* [SUPPLIED DATA]:
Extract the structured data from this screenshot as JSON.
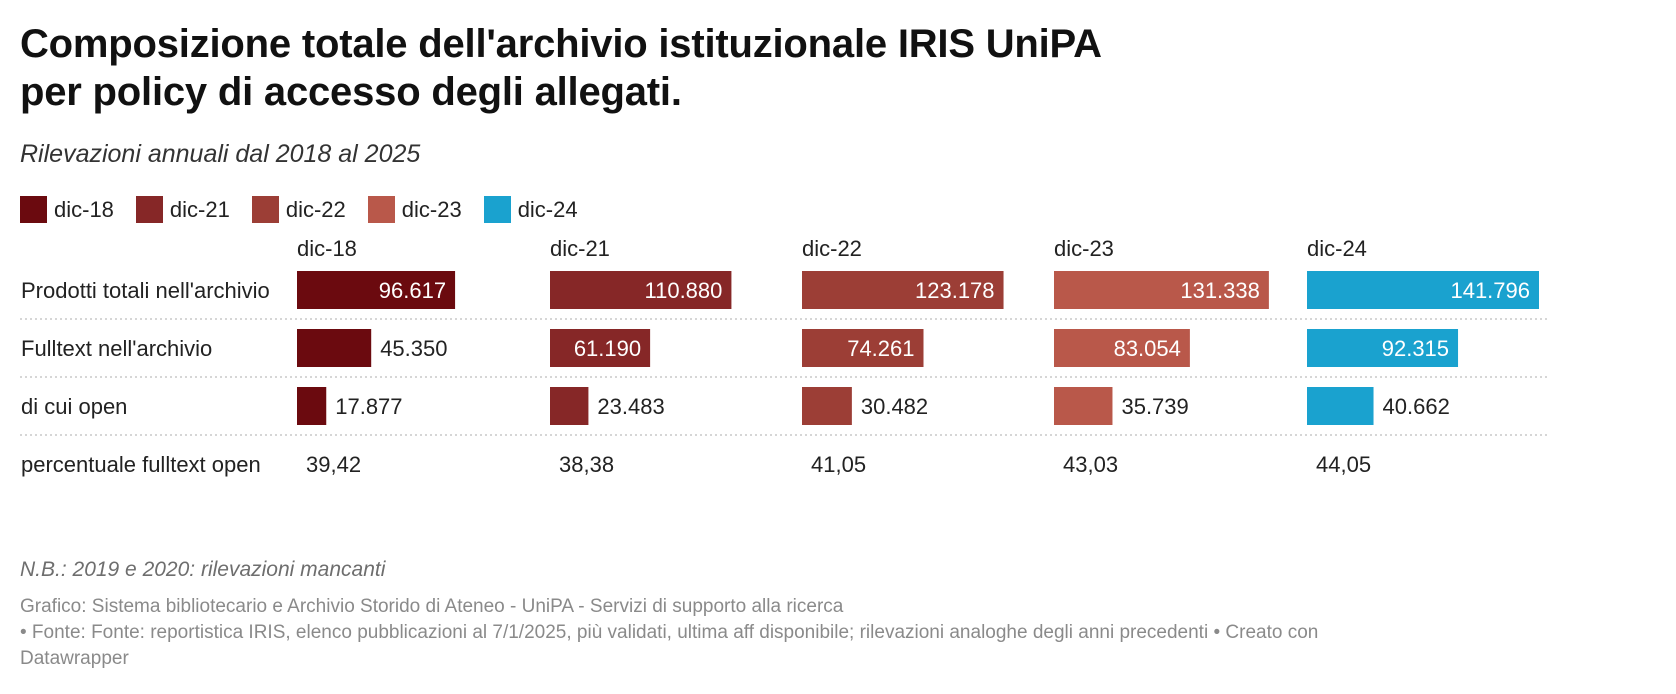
{
  "title_line1": "Composizione totale dell'archivio istituzionale IRIS UniPA",
  "title_line2": "per policy di accesso degli allegati.",
  "subtitle": "Rilevazioni annuali dal 2018 al 2025",
  "note": "N.B.: 2019 e 2020: rilevazioni mancanti",
  "footer": {
    "line1": "Grafico: Sistema bibliotecario e Archivio Storido di Ateneo - UniPA - Servizi di supporto alla ricerca",
    "line2": "• Fonte: Fonte: reportistica IRIS, elenco pubblicazioni al 7/1/2025, più validati, ultima aff disponibile; rilevazioni analoghe degli anni precedenti  • Creato con",
    "line3": "Datawrapper"
  },
  "chart_data": {
    "type": "bar",
    "columns": [
      "dic-18",
      "dic-21",
      "dic-22",
      "dic-23",
      "dic-24"
    ],
    "colors": [
      "#6b0a0f",
      "#862727",
      "#9c3e36",
      "#b9584a",
      "#1aa2cf"
    ],
    "rows": [
      {
        "label": "Prodotti totali nell'archivio",
        "values": [
          96617,
          110880,
          123178,
          131338,
          141796
        ],
        "display": [
          "96.617",
          "110.880",
          "123.178",
          "131.338",
          "141.796"
        ]
      },
      {
        "label": "Fulltext nell'archivio",
        "values": [
          45350,
          61190,
          74261,
          83054,
          92315
        ],
        "display": [
          "45.350",
          "61.190",
          "74.261",
          "83.054",
          "92.315"
        ]
      },
      {
        "label": "di cui open",
        "values": [
          17877,
          23483,
          30482,
          35739,
          40662
        ],
        "display": [
          "17.877",
          "23.483",
          "30.482",
          "35.739",
          "40.662"
        ]
      },
      {
        "label": "percentuale fulltext open",
        "values": [
          39.42,
          38.38,
          41.05,
          43.03,
          44.05
        ],
        "display": [
          "39,42",
          "38,38",
          "41,05",
          "43,03",
          "44,05"
        ],
        "text_only": true
      }
    ]
  }
}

* [EXERCISE GOAL]: Copy out every line from the records that has the word "open".

* [THE RESULT]:
        "label": "di cui open",
        "label": "percentuale fulltext open",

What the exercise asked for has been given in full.